• What is expected
Every record should be written out exactly, with the pictures left out.

— START The input —

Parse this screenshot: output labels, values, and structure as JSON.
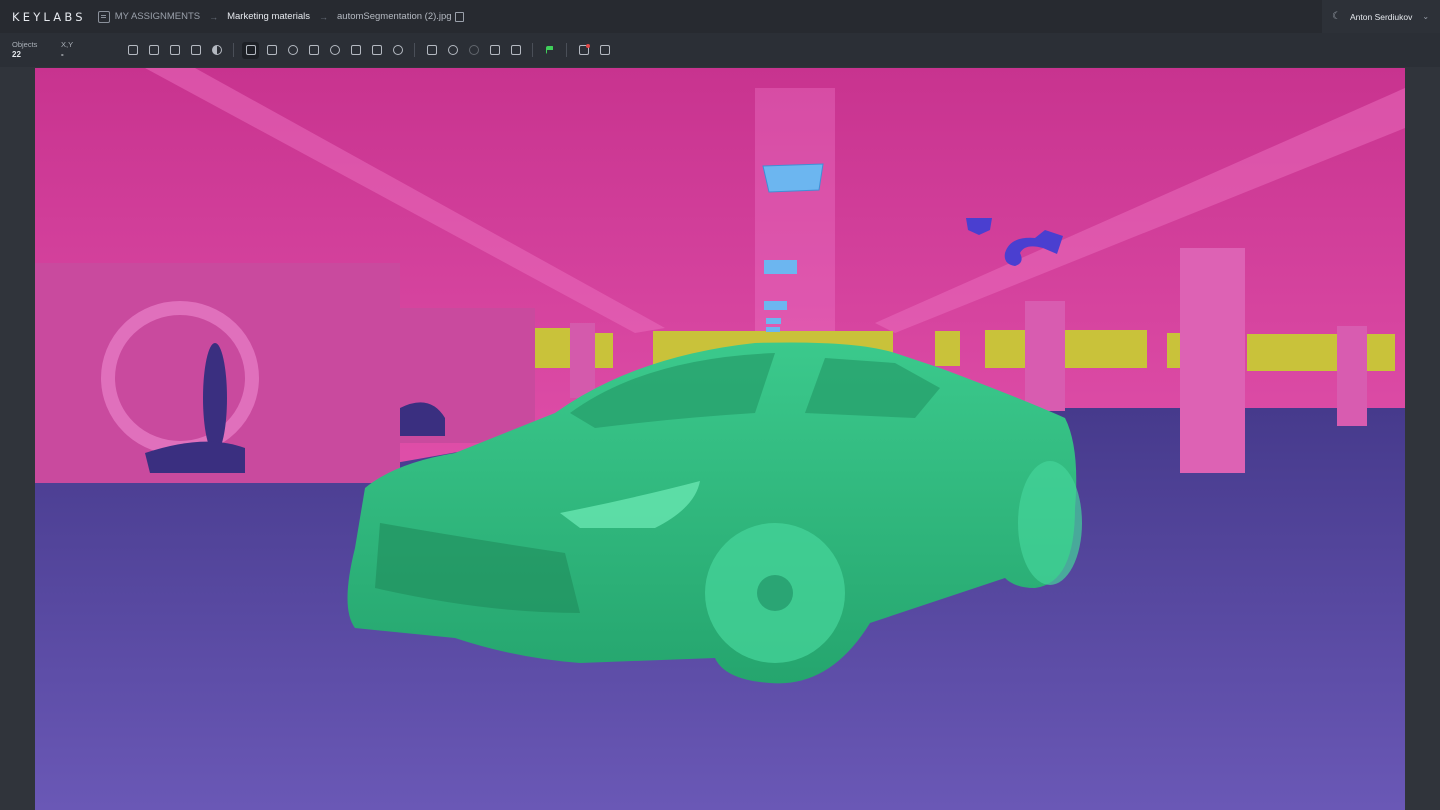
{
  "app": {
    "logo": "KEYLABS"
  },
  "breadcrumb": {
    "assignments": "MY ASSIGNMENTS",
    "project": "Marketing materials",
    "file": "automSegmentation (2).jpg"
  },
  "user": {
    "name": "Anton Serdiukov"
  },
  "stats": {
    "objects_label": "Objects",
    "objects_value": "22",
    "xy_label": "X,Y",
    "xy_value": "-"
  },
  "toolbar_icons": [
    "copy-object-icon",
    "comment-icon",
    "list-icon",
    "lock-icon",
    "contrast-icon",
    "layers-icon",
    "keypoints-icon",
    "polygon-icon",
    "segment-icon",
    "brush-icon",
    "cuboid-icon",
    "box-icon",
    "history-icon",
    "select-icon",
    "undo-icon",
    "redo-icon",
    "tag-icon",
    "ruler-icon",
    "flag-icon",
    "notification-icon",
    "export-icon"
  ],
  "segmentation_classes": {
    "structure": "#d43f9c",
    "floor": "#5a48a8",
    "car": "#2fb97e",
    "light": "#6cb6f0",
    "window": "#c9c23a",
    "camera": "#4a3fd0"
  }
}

— END The input —

• Full response
Parse this screenshot: output labels, values, and structure as JSON.
{
  "app": {
    "logo": "KEYLABS"
  },
  "breadcrumb": {
    "assignments": "MY ASSIGNMENTS",
    "project": "Marketing materials",
    "file": "automSegmentation (2).jpg"
  },
  "user": {
    "name": "Anton Serdiukov"
  },
  "stats": {
    "objects_label": "Objects",
    "objects_value": "22",
    "xy_label": "X,Y",
    "xy_value": "-"
  },
  "toolbar_icons": [
    "copy-object-icon",
    "comment-icon",
    "list-icon",
    "lock-icon",
    "contrast-icon",
    "layers-icon",
    "keypoints-icon",
    "polygon-icon",
    "segment-icon",
    "brush-icon",
    "cuboid-icon",
    "box-icon",
    "history-icon",
    "select-icon",
    "undo-icon",
    "redo-icon",
    "tag-icon",
    "ruler-icon",
    "flag-icon",
    "notification-icon",
    "export-icon"
  ],
  "segmentation_classes": {
    "structure": "#d43f9c",
    "floor": "#5a48a8",
    "car": "#2fb97e",
    "light": "#6cb6f0",
    "window": "#c9c23a",
    "camera": "#4a3fd0"
  }
}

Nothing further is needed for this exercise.